Give the data again exactly as written, skipping any pictures.

-*-

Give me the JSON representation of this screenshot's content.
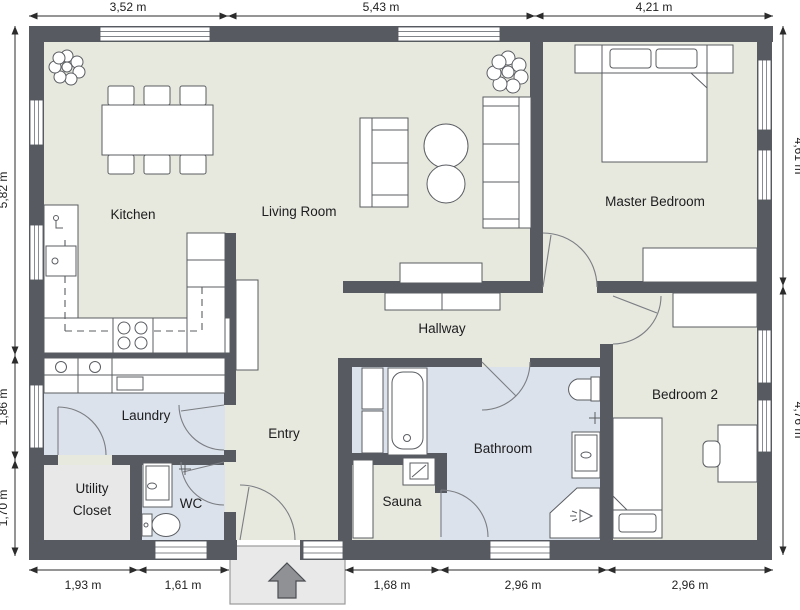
{
  "title": "Floor plan",
  "rooms": {
    "kitchen": "Kitchen",
    "living_room": "Living Room",
    "master_bedroom": "Master Bedroom",
    "hallway": "Hallway",
    "laundry": "Laundry",
    "entry": "Entry",
    "bathroom": "Bathroom",
    "sauna": "Sauna",
    "bedroom2": "Bedroom 2",
    "utility_line1": "Utility",
    "utility_line2": "Closet",
    "wc": "WC"
  },
  "dimensions": {
    "top": [
      "3,52 m",
      "5,43 m",
      "4,21 m"
    ],
    "bottom": [
      "1,93 m",
      "1,61 m",
      "1,68 m",
      "2,96 m",
      "2,96 m"
    ],
    "left": [
      "5,82 m",
      "1,86 m",
      "1,70 m"
    ],
    "right": [
      "4,61 m",
      "4,76 m"
    ]
  },
  "colors": {
    "wall": "#575b61",
    "floor": "#e7e8de",
    "wet_floor": "#dbe2eb",
    "utility_floor": "#e8e8e8",
    "porch": "#e9e9e9",
    "porch_border": "#9a9a9a",
    "entry_arrow": "#8f9194"
  }
}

-*-

## [Final result]
Give me the JSON representation of this screenshot's content.
{
  "title": "Floor plan",
  "rooms": {
    "kitchen": "Kitchen",
    "living_room": "Living Room",
    "master_bedroom": "Master Bedroom",
    "hallway": "Hallway",
    "laundry": "Laundry",
    "entry": "Entry",
    "bathroom": "Bathroom",
    "sauna": "Sauna",
    "bedroom2": "Bedroom 2",
    "utility_line1": "Utility",
    "utility_line2": "Closet",
    "wc": "WC"
  },
  "dimensions": {
    "top": [
      "3,52 m",
      "5,43 m",
      "4,21 m"
    ],
    "bottom": [
      "1,93 m",
      "1,61 m",
      "1,68 m",
      "2,96 m",
      "2,96 m"
    ],
    "left": [
      "5,82 m",
      "1,86 m",
      "1,70 m"
    ],
    "right": [
      "4,61 m",
      "4,76 m"
    ]
  },
  "colors": {
    "wall": "#575b61",
    "floor": "#e7e8de",
    "wet_floor": "#dbe2eb",
    "utility_floor": "#e8e8e8",
    "porch": "#e9e9e9",
    "porch_border": "#9a9a9a",
    "entry_arrow": "#8f9194"
  }
}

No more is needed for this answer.